## GIVEN REQUEST:
Filter this data down to the lines that hold "Output", and copy them.

-- START OF THE INPUT --

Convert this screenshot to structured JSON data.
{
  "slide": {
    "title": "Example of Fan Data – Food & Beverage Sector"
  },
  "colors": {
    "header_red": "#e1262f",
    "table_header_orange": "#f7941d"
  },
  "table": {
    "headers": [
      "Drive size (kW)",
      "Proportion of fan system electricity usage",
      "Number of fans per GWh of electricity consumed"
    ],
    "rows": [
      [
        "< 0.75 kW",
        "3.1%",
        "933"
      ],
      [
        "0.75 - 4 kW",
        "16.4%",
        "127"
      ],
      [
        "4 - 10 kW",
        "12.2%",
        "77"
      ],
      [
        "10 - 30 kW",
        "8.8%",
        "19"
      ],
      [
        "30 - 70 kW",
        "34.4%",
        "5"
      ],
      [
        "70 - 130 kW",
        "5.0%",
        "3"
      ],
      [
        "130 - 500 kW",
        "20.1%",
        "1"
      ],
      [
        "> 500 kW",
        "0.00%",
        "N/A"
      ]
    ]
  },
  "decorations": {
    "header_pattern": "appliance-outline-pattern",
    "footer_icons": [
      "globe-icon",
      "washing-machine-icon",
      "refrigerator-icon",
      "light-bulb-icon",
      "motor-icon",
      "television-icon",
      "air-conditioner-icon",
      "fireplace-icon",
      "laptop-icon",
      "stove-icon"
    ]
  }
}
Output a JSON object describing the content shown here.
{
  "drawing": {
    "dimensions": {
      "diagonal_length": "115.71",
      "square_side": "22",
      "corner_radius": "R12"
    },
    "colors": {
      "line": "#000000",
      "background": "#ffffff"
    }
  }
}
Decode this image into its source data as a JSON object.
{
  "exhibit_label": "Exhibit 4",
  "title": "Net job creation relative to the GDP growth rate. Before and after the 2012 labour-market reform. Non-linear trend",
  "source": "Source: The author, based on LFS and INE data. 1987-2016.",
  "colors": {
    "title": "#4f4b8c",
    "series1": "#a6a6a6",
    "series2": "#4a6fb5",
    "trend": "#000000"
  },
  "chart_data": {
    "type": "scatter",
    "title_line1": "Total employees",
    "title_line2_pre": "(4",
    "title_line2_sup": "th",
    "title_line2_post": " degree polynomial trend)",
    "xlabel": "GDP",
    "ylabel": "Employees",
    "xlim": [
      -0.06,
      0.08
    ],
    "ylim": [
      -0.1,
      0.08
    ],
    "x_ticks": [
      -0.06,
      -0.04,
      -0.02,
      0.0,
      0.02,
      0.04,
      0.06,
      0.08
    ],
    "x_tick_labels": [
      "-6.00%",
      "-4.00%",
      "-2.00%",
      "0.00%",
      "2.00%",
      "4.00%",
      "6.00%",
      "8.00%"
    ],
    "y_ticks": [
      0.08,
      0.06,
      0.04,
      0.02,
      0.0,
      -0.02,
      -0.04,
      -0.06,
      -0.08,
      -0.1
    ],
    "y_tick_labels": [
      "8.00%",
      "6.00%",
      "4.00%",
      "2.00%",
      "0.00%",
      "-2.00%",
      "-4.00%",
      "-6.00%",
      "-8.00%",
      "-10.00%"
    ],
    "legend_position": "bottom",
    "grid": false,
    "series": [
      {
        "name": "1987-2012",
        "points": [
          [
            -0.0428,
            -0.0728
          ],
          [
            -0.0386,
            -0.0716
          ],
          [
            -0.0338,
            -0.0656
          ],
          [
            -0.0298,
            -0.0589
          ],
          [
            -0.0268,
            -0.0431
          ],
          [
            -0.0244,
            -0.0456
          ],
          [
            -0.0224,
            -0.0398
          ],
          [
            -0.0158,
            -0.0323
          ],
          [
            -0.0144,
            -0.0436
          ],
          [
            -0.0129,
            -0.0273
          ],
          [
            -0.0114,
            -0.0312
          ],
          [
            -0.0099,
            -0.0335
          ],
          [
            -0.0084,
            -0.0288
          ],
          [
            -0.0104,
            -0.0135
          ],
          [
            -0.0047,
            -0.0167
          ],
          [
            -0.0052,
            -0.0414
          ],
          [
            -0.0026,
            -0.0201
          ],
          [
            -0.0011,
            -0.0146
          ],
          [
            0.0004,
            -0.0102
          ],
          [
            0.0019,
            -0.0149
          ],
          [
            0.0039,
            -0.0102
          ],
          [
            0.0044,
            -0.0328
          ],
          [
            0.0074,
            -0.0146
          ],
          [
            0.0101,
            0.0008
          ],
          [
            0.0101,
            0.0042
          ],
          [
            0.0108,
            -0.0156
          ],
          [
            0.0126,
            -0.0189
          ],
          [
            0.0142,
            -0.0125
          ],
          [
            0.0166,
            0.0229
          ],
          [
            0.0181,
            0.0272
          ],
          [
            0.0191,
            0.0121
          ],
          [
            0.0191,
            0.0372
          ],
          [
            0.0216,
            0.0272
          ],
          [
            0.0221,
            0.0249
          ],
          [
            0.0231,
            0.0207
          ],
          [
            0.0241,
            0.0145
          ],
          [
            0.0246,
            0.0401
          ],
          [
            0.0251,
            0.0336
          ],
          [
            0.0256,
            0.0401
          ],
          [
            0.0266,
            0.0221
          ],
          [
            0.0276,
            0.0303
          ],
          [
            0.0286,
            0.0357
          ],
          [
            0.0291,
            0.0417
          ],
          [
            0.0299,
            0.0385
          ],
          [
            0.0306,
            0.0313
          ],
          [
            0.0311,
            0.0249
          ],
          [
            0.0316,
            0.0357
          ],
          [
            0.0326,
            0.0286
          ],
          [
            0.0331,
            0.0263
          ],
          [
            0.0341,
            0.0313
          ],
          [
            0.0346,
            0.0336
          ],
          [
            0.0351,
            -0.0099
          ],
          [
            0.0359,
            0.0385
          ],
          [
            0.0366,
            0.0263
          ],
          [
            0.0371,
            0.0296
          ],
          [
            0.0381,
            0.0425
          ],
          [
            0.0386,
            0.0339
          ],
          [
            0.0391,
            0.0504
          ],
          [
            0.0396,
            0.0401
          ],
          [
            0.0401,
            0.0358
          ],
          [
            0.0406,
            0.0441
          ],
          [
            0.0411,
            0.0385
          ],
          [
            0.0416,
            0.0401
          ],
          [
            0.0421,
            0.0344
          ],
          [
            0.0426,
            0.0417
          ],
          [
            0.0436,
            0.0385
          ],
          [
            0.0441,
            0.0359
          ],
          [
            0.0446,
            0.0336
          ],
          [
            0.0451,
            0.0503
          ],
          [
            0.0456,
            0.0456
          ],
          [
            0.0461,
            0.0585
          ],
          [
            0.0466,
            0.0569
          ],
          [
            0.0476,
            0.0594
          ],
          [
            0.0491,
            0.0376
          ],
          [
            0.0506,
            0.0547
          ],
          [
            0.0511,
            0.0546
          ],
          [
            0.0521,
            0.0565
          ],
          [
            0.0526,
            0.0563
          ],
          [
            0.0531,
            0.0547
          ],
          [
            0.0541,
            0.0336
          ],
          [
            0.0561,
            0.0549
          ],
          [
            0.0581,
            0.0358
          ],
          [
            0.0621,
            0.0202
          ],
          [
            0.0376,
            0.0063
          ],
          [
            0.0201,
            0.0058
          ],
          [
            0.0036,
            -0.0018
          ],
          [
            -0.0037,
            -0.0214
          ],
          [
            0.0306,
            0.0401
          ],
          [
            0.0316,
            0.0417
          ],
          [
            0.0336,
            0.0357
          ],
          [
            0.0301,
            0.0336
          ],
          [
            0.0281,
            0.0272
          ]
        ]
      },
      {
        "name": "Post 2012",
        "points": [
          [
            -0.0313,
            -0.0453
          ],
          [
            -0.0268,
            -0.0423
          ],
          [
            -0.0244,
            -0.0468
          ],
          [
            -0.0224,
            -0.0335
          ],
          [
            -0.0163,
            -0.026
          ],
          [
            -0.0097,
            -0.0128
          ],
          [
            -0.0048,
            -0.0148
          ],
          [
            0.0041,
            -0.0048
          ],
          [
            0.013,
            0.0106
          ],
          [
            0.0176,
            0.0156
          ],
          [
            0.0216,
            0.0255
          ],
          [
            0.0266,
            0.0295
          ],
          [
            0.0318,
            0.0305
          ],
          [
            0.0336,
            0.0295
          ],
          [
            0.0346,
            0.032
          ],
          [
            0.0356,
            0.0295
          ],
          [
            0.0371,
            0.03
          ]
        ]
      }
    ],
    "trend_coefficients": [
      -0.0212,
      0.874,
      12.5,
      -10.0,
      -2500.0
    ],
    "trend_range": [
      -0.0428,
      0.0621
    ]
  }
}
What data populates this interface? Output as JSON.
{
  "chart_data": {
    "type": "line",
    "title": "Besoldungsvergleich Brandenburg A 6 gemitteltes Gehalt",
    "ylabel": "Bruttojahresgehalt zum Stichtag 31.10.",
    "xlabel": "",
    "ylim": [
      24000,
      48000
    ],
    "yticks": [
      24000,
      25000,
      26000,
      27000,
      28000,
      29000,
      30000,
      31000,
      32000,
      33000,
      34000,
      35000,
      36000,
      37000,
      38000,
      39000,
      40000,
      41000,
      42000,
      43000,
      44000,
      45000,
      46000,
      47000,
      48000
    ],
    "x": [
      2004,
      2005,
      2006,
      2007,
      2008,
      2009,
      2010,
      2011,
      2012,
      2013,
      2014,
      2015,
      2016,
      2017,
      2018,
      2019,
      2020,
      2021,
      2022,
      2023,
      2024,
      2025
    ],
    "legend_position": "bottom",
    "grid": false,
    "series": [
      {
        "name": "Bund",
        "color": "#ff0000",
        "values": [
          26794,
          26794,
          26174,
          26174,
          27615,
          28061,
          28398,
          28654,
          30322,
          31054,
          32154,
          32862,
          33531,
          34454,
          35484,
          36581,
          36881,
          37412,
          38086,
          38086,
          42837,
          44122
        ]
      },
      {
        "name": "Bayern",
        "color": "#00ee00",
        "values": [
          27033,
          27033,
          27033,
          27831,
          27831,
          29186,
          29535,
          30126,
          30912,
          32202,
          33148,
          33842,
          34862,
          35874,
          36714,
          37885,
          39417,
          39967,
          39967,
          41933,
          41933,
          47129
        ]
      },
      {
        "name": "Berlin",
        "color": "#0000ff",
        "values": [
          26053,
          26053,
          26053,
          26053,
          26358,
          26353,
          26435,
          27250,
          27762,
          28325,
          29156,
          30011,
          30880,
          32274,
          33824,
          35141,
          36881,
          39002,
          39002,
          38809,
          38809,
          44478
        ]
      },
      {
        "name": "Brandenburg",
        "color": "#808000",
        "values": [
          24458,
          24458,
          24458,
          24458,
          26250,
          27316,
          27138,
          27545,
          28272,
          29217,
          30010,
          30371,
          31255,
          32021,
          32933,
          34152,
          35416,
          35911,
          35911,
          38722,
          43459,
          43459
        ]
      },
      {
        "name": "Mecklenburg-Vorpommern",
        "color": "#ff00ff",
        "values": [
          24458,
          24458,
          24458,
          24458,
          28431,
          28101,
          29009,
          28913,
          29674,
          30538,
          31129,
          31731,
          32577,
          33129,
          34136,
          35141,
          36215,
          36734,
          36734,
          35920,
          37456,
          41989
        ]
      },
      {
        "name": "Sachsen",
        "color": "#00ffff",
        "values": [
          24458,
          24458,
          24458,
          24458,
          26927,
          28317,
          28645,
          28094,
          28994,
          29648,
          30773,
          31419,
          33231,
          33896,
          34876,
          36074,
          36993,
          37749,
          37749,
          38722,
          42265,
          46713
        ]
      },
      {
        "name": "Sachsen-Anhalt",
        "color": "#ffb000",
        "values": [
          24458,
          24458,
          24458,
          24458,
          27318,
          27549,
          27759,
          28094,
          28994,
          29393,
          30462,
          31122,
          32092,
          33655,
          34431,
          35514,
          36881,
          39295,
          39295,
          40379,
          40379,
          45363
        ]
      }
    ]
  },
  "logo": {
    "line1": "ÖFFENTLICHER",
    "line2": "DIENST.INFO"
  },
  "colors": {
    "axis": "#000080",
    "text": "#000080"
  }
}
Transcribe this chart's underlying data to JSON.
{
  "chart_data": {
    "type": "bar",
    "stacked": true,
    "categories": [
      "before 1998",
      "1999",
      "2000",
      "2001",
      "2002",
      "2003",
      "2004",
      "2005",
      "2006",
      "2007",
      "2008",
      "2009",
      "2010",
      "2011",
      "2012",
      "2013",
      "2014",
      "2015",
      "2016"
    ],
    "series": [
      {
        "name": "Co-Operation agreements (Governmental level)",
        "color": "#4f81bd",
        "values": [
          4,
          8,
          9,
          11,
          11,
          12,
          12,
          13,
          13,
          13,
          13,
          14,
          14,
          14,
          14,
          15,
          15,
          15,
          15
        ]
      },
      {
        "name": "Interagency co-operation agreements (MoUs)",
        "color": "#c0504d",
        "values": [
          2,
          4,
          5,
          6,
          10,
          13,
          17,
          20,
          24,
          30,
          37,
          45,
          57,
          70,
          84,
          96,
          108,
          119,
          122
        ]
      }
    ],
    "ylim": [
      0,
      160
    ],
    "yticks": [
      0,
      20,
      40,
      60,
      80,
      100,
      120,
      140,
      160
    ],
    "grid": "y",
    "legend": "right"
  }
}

-- END OF THE INPUT --

## WORKED SOLUTION:
Output a JSON object describing the content shown here.
What data populates this interface? Output as JSON.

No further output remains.